- [THE REQUEST]: Select all lines in the records that include "this".

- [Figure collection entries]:
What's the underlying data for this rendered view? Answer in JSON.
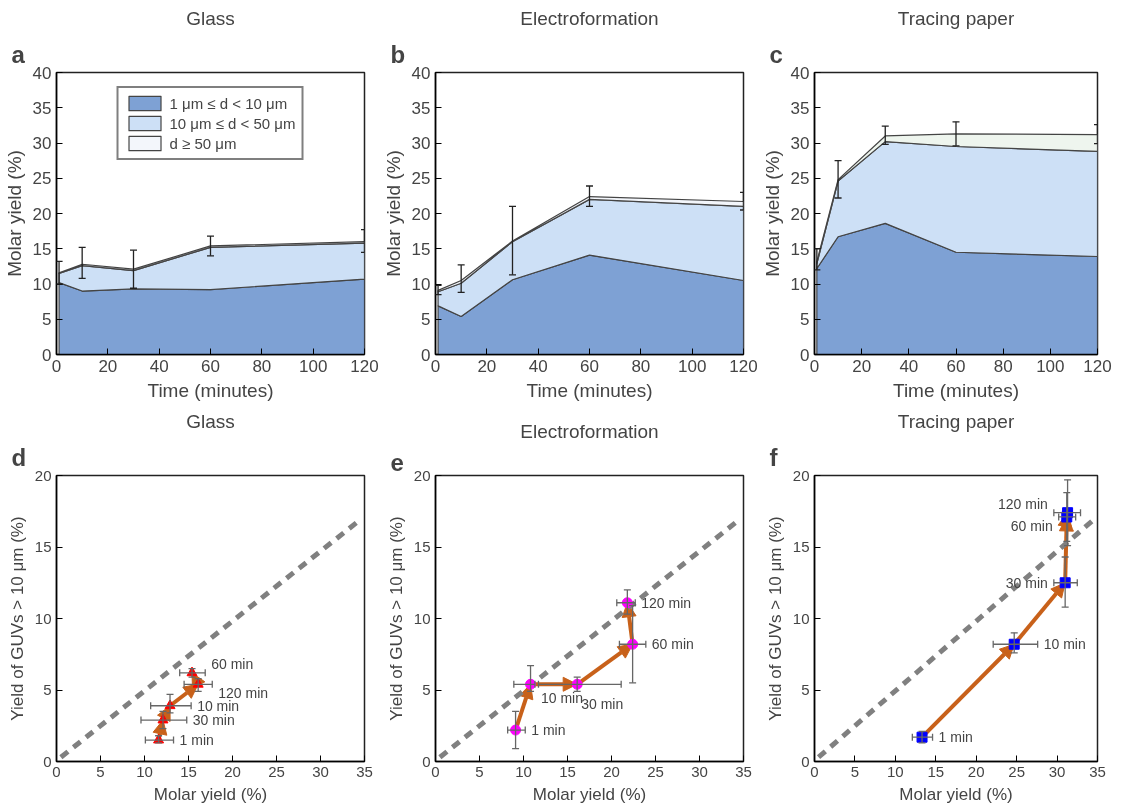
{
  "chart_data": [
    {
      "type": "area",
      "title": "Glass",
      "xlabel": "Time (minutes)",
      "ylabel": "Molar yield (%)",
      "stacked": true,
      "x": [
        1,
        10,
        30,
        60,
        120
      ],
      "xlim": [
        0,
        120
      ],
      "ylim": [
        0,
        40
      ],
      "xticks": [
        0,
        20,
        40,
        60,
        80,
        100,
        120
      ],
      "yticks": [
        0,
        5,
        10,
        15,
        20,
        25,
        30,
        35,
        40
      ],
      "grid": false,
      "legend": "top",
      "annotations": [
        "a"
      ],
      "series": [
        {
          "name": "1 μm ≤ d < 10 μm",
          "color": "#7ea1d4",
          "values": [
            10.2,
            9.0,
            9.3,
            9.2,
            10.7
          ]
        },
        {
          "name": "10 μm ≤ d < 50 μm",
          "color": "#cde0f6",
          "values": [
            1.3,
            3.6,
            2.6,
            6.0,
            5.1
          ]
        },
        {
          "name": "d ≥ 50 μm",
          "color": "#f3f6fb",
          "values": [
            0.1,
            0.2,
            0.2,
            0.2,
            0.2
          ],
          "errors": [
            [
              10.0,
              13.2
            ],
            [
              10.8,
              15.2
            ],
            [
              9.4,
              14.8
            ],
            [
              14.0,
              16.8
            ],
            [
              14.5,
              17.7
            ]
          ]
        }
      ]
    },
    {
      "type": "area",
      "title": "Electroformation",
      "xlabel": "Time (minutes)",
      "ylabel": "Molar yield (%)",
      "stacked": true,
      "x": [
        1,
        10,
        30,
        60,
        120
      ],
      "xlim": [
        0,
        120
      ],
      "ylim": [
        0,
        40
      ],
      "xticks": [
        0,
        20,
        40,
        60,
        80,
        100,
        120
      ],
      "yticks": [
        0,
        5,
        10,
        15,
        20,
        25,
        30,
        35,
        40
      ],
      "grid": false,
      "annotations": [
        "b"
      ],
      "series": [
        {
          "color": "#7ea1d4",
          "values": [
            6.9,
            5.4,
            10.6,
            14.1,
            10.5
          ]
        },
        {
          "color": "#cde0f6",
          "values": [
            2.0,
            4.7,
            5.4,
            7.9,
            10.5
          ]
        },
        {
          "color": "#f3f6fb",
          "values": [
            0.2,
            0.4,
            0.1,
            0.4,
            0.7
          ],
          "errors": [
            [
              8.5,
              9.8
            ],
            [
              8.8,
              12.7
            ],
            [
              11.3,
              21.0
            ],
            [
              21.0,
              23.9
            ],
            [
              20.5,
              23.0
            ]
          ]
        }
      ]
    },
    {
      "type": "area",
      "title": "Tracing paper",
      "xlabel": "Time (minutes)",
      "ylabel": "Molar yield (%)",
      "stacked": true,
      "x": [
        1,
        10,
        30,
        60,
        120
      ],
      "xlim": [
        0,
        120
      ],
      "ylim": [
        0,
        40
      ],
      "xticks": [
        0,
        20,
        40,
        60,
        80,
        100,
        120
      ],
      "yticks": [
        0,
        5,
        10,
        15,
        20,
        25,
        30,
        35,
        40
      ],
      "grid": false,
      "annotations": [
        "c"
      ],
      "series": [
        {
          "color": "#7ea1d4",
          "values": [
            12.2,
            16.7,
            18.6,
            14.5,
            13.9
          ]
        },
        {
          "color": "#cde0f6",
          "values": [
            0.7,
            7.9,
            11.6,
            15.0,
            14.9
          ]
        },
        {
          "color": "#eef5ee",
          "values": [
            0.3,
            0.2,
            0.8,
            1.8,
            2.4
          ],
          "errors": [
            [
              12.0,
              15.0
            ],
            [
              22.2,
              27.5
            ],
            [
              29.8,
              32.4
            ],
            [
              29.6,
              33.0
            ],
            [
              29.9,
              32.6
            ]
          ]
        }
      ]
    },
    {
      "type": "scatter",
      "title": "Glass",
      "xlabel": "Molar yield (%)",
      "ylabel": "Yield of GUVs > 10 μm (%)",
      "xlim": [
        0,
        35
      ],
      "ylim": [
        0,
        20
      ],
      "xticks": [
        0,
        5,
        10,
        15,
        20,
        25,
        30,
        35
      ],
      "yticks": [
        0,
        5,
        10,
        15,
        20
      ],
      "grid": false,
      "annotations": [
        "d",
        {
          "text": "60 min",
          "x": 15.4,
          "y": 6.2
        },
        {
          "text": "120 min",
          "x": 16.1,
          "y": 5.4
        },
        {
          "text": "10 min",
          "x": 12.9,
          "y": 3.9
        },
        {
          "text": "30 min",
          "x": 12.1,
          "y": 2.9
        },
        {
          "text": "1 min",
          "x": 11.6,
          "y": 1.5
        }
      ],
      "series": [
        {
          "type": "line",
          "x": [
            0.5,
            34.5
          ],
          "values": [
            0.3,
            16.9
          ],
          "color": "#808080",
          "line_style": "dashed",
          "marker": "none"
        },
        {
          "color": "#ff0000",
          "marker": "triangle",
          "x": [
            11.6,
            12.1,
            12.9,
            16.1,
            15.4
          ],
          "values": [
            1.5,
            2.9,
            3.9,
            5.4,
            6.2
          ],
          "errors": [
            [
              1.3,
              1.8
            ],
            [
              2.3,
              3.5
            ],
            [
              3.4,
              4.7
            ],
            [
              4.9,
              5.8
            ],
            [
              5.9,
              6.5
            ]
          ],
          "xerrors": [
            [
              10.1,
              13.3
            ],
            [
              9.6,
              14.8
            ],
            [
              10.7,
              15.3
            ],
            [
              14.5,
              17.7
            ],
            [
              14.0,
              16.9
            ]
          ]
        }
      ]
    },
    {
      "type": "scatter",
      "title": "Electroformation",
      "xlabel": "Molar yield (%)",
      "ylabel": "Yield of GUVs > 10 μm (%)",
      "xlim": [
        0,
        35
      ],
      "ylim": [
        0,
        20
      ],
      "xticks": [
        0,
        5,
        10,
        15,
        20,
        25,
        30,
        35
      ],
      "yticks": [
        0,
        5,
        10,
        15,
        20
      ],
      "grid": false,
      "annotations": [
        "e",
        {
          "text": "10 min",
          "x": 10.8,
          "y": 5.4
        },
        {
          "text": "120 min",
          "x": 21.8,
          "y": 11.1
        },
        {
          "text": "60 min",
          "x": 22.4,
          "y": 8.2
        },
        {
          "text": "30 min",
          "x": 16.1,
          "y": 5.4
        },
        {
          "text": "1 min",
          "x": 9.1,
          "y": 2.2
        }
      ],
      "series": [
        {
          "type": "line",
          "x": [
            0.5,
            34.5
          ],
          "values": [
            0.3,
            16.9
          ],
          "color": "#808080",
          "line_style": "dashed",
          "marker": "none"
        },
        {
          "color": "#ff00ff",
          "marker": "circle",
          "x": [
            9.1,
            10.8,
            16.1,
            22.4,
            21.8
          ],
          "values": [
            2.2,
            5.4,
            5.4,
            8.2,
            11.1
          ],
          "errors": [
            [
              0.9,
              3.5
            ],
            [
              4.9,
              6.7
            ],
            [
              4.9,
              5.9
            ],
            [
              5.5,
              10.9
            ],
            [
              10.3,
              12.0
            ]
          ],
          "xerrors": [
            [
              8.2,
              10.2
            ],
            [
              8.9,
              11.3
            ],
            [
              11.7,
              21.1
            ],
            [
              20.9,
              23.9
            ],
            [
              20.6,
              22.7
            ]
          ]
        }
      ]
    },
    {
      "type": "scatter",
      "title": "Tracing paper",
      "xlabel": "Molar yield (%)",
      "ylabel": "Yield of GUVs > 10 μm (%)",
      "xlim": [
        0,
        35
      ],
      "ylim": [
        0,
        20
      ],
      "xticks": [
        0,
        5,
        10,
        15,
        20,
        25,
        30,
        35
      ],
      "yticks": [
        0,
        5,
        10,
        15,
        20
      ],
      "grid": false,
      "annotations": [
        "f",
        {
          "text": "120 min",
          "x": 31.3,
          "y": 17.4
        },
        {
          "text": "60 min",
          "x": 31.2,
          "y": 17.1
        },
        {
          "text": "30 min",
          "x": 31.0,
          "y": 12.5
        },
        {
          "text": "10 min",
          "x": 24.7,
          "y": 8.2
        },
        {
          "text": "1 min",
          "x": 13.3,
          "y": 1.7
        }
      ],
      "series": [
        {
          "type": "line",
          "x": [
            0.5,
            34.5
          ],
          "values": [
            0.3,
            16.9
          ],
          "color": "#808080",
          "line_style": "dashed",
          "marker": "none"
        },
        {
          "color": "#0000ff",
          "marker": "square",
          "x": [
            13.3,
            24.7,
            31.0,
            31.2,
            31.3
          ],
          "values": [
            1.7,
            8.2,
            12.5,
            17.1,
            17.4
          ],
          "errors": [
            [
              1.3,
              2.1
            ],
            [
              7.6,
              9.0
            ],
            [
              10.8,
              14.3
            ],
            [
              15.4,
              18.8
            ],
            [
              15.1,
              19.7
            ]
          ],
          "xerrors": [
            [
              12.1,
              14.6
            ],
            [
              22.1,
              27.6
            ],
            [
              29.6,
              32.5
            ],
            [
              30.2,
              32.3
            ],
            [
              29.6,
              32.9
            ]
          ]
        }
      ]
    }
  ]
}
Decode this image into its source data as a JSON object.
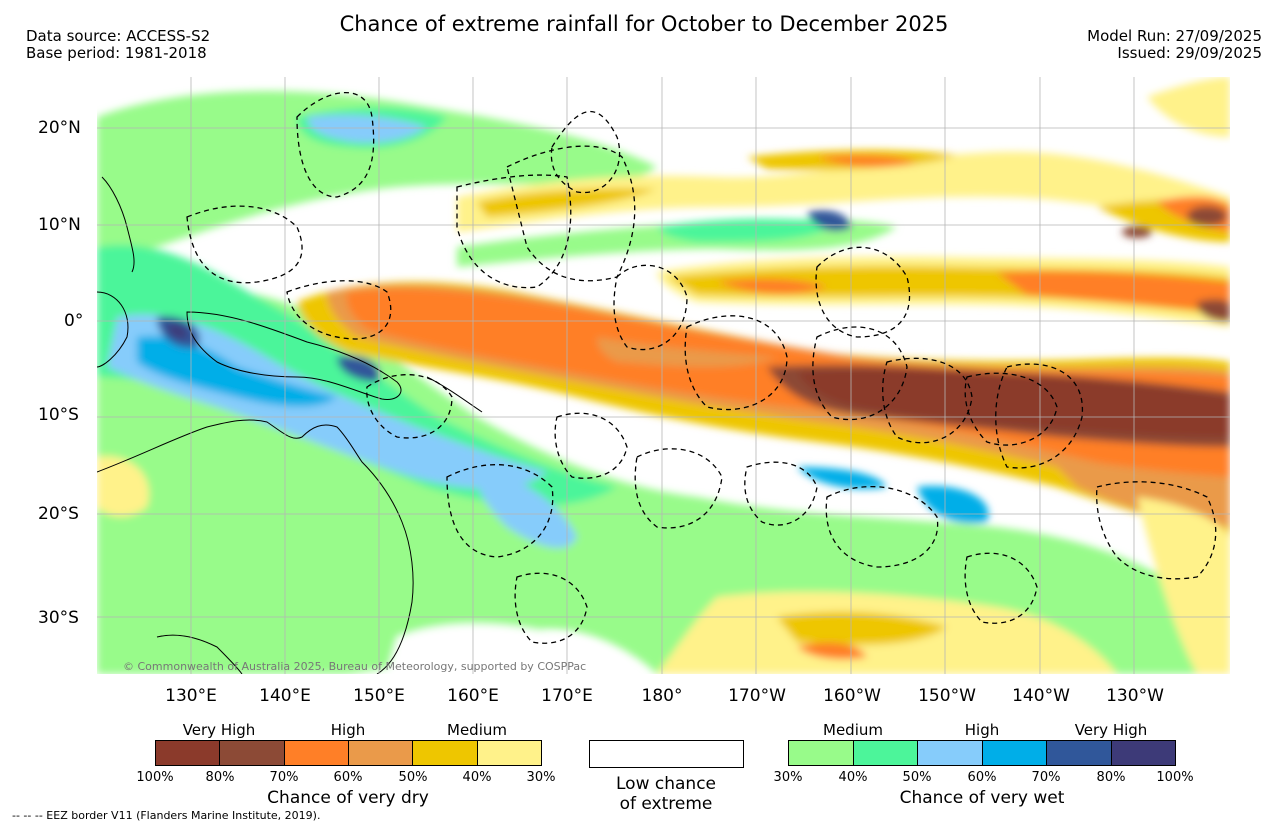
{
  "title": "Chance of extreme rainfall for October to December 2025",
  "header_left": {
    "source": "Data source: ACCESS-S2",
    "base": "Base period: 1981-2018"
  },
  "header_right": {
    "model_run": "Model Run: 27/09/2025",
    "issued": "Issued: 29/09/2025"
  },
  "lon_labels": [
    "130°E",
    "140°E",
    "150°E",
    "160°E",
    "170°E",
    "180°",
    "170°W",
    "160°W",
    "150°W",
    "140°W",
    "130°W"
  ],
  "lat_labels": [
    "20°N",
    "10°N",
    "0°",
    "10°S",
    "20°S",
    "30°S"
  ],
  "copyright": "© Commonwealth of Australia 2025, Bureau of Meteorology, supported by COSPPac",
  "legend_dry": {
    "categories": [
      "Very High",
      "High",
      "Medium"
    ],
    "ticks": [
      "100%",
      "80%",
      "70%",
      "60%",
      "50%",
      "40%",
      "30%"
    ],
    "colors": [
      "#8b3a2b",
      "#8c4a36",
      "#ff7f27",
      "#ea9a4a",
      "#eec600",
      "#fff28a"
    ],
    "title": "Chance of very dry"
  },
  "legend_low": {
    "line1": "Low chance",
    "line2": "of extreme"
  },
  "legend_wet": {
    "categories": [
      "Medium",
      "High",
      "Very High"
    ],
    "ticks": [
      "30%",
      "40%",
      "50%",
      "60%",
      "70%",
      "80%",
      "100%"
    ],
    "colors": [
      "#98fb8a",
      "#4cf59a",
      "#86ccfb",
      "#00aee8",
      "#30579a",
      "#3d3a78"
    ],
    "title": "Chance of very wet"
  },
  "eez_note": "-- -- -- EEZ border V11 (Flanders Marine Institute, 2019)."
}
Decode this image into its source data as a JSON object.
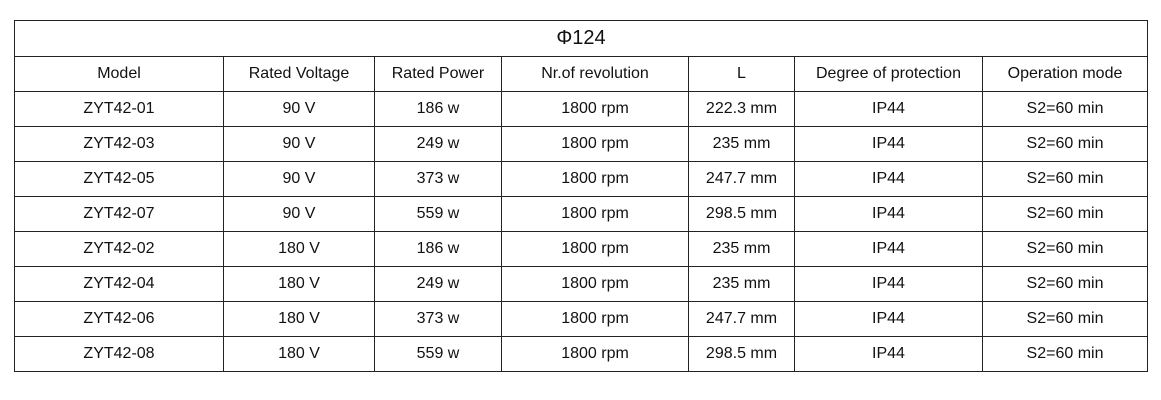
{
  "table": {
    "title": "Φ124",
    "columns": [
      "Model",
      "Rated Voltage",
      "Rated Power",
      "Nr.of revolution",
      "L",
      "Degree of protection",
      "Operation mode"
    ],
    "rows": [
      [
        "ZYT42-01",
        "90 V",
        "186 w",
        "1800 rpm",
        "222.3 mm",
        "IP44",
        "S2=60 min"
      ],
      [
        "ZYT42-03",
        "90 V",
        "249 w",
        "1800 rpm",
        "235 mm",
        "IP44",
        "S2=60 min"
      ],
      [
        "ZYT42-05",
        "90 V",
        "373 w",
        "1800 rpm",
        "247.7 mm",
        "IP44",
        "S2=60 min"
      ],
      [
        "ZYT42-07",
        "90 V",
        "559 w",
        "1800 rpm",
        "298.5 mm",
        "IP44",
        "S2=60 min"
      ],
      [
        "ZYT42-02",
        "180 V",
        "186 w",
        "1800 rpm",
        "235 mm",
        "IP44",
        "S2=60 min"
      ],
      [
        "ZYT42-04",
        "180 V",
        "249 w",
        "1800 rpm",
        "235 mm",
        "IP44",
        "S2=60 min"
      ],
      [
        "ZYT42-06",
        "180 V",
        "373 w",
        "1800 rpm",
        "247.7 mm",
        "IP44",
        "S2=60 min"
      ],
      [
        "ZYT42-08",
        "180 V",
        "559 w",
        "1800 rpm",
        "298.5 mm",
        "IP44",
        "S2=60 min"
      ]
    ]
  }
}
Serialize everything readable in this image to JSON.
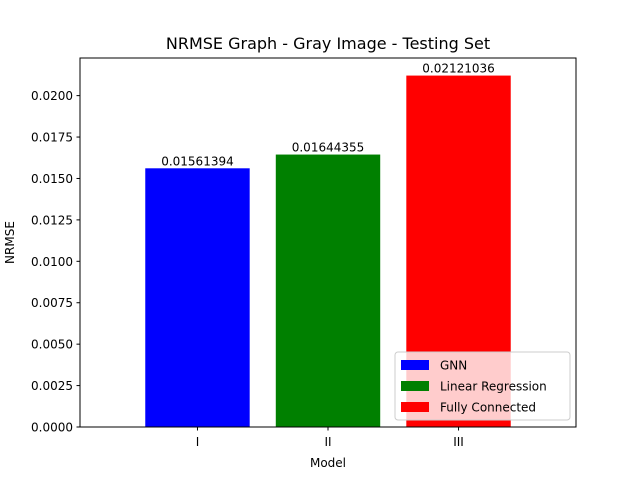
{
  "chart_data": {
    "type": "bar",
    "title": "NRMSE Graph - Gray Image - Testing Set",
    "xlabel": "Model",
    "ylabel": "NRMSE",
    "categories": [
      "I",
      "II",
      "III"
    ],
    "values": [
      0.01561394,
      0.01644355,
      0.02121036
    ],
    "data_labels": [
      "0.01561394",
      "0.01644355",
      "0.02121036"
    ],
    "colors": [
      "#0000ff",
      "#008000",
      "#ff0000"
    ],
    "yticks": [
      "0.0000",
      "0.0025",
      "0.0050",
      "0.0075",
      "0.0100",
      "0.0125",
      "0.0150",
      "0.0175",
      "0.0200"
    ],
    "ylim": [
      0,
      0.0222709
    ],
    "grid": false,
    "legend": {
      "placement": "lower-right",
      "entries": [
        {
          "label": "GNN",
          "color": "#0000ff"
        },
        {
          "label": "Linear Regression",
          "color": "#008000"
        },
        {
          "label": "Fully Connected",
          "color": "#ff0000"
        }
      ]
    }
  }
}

- [SOLUTION]:
What's the underlying data for this rendered view? Answer in JSON.
Decode this image into its source data as a JSON object.
Decode this image into its source data as a JSON object.
Serialize everything readable in this image to JSON.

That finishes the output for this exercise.